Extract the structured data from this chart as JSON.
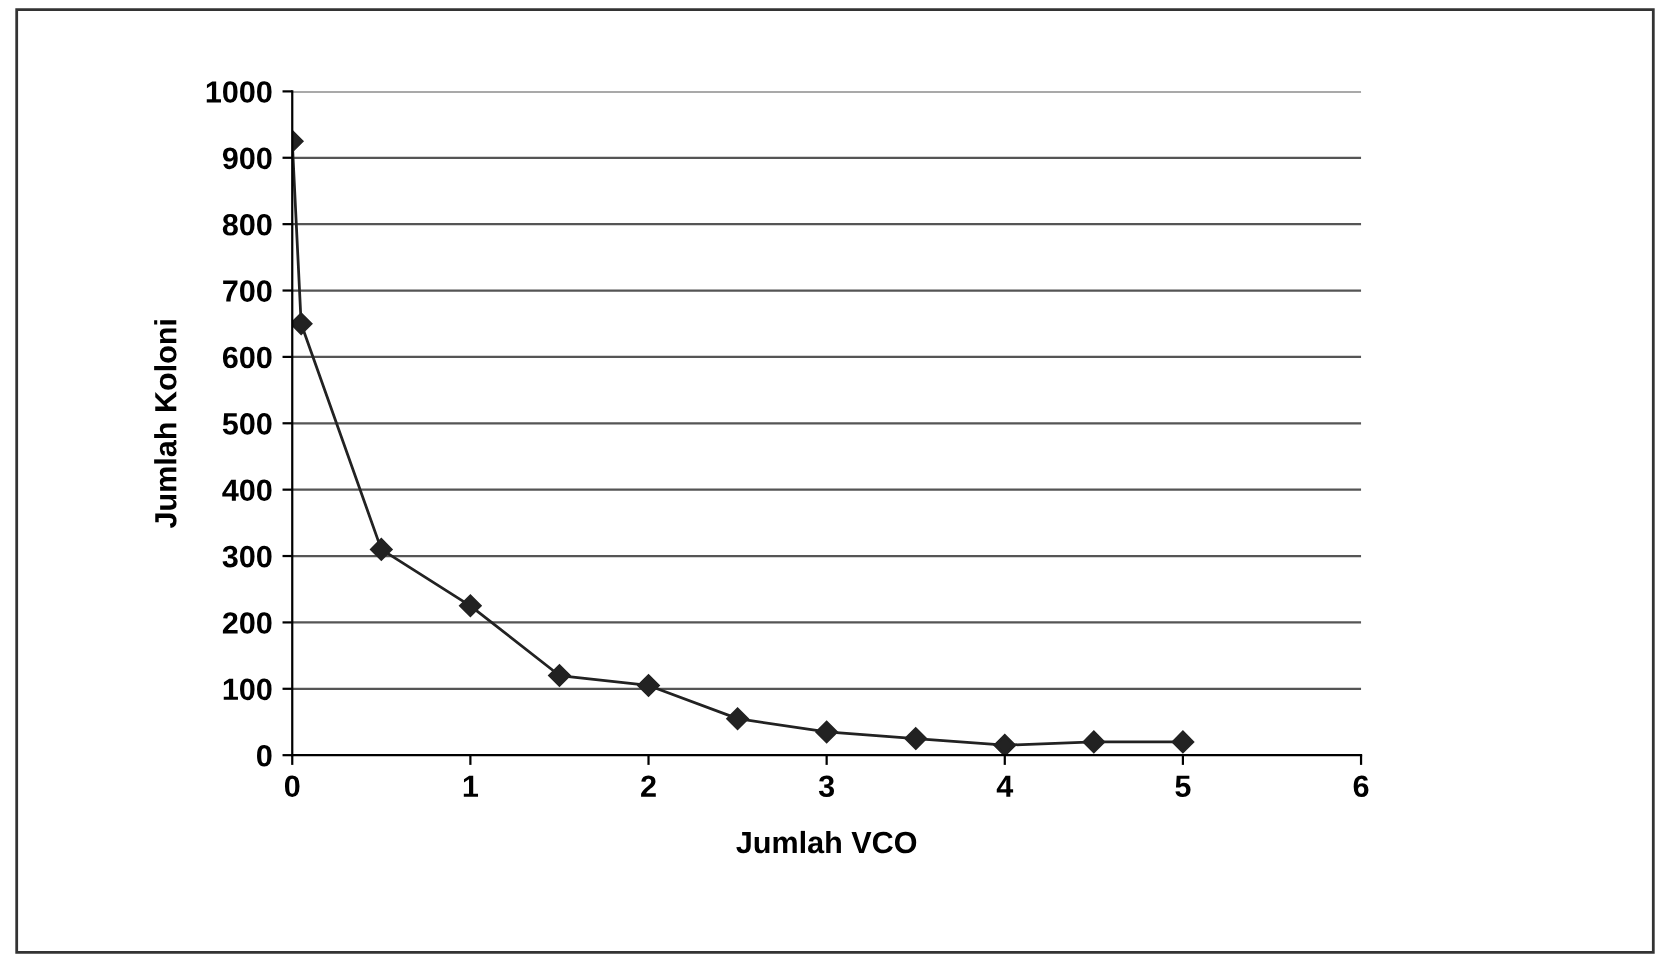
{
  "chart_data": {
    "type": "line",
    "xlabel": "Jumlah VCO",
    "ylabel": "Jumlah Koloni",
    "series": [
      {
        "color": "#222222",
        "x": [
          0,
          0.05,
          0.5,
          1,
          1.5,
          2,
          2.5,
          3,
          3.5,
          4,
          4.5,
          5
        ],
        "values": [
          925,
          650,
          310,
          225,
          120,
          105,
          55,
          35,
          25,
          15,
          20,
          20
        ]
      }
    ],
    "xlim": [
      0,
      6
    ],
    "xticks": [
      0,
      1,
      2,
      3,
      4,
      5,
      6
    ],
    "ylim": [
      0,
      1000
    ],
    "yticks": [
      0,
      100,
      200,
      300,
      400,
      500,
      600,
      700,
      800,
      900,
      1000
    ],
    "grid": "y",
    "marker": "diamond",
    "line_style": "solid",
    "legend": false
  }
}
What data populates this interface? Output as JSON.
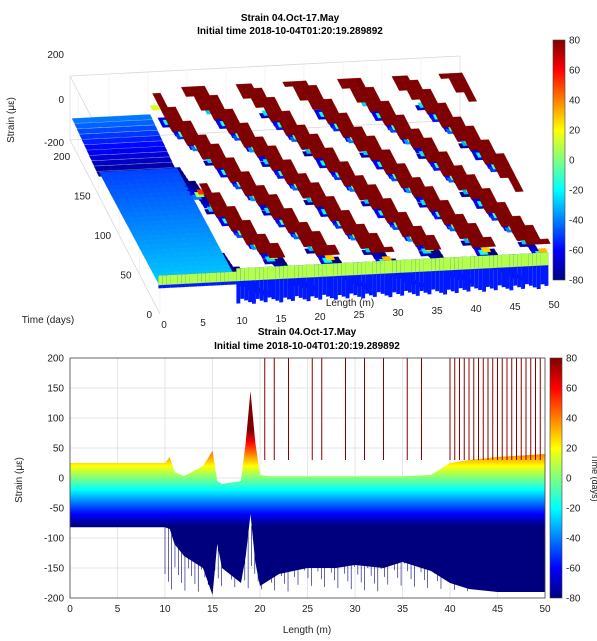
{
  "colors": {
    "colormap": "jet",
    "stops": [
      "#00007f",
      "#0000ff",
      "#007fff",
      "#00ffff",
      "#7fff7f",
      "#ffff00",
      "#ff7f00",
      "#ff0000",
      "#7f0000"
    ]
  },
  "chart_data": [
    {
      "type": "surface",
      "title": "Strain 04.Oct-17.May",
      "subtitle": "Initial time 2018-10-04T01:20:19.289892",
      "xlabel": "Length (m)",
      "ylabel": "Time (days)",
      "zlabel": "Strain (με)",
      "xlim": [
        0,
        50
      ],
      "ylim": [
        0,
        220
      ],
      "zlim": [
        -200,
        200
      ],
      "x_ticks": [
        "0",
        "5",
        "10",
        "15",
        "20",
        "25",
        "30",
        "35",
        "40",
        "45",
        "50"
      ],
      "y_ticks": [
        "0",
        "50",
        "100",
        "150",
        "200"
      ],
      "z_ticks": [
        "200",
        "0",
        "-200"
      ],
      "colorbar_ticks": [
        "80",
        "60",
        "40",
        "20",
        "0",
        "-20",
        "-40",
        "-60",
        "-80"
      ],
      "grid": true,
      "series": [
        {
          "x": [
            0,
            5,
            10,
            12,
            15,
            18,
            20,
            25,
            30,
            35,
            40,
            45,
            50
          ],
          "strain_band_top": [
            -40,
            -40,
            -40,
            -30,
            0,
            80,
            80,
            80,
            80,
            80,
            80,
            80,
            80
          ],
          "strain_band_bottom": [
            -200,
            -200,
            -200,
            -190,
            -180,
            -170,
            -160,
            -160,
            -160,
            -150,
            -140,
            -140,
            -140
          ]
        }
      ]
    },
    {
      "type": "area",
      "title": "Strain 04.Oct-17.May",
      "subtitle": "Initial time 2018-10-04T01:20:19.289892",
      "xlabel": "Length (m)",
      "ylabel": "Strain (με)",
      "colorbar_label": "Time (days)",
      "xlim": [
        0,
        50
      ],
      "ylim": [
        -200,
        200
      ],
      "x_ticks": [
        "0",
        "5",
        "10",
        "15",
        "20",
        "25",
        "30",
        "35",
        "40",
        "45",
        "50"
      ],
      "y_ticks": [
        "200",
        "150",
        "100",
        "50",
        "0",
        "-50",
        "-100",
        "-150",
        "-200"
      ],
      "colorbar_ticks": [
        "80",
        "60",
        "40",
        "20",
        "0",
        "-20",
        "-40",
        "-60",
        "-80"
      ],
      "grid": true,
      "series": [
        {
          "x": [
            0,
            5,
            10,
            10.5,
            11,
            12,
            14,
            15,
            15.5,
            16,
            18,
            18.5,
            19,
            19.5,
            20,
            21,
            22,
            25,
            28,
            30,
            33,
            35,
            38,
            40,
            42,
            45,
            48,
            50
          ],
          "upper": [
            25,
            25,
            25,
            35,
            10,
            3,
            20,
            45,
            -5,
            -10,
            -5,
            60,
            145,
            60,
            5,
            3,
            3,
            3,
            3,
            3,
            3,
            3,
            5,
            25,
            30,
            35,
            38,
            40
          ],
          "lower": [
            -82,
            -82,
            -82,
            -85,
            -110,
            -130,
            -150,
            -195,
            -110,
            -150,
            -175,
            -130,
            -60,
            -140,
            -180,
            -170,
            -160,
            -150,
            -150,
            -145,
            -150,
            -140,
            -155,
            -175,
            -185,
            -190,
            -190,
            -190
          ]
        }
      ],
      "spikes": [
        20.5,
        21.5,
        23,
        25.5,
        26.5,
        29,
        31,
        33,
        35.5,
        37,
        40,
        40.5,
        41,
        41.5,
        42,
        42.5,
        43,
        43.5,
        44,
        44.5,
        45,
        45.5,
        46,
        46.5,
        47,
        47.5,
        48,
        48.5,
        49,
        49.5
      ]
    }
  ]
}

****************************************

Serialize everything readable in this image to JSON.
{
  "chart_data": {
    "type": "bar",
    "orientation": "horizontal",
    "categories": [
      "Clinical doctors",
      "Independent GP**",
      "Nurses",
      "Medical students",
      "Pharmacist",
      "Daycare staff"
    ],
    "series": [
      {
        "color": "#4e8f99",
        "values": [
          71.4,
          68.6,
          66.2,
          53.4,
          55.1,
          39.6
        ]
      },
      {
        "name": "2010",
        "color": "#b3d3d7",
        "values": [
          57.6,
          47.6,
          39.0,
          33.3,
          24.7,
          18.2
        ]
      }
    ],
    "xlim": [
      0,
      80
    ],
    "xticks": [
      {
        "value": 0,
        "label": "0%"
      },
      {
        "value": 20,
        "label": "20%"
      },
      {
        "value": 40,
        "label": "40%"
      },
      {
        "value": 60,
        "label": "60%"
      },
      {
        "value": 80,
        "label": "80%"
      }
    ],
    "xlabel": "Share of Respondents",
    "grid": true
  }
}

****************************************

STATED TASK: Check each line of the records for the word "days" and extract those that contain it.

ANSWER:
      "ylabel": "Time (days)",
      "colorbar_label": "Time (days)",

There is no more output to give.